* **INFORMATION PROVIDED**:
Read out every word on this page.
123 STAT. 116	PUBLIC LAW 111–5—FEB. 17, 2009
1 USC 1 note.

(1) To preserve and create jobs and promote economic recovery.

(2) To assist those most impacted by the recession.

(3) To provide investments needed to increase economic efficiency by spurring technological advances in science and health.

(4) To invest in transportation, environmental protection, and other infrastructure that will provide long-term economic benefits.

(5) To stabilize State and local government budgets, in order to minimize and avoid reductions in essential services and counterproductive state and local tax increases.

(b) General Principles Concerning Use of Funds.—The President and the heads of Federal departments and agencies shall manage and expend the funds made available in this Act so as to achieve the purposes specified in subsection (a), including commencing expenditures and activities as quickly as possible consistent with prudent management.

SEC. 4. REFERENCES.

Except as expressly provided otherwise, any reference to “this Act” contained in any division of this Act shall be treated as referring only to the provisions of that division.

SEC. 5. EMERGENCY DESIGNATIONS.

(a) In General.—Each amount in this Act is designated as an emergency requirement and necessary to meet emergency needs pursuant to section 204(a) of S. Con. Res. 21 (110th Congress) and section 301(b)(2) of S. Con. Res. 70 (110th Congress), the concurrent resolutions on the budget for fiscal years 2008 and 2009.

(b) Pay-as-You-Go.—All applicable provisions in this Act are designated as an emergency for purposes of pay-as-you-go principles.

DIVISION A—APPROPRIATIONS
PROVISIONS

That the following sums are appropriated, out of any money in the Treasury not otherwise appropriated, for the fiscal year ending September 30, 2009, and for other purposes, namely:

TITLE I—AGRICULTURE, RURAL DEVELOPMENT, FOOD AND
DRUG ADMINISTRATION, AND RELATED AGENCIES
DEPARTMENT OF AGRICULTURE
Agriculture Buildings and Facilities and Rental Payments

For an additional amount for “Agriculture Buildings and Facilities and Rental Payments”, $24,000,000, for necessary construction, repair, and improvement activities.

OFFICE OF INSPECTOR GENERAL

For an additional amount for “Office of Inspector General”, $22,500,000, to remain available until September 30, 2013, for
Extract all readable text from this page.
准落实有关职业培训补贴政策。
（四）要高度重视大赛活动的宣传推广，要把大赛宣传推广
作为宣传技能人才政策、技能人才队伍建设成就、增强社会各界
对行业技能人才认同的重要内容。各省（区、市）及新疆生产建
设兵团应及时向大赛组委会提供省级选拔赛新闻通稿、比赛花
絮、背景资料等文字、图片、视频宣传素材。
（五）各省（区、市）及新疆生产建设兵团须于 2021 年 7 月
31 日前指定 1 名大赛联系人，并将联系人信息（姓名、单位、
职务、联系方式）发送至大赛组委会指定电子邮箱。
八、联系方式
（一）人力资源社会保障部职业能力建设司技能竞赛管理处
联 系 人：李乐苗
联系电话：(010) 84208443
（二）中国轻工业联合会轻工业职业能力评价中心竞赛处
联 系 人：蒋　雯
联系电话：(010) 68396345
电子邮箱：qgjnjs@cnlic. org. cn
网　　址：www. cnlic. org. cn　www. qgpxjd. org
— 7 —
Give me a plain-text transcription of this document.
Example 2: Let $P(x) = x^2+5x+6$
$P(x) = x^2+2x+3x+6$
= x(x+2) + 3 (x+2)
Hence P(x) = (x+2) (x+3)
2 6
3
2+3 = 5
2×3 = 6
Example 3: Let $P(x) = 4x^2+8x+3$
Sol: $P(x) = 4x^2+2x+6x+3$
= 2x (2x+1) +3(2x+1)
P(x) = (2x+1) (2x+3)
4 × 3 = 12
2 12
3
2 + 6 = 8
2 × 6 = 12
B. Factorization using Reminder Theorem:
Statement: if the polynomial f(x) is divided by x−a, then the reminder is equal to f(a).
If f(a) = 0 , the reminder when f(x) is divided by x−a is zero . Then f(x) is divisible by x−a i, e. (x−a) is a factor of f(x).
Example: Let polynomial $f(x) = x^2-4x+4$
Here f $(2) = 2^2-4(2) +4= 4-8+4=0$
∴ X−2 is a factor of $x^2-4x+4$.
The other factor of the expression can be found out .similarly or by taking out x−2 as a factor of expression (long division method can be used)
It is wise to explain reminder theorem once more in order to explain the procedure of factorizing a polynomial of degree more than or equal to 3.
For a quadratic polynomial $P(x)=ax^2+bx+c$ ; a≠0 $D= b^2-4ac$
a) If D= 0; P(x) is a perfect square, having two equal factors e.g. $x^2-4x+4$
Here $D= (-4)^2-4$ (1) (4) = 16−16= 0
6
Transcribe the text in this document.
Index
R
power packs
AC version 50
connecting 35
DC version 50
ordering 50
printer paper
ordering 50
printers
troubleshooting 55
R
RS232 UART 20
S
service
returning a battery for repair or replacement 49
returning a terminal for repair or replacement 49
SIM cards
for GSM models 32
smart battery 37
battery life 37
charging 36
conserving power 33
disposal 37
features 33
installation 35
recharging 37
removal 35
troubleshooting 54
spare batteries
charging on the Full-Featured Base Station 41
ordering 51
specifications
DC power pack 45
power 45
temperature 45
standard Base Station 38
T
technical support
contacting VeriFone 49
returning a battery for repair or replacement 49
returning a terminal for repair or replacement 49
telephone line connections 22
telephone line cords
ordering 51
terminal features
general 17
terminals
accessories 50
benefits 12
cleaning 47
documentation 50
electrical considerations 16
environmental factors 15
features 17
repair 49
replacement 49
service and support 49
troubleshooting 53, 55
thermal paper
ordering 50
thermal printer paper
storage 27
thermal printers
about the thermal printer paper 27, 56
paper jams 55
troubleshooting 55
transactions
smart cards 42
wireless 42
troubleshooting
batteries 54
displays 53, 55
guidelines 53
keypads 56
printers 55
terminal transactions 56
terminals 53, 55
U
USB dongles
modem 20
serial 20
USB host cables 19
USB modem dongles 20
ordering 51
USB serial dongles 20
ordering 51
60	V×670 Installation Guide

* **INSTRUCTIONS FOR THE TASK**: Copy every line that includes the string "support" from the material above.

* **RESPONSE TO THE EXERCISE**:
technical support
service and support 49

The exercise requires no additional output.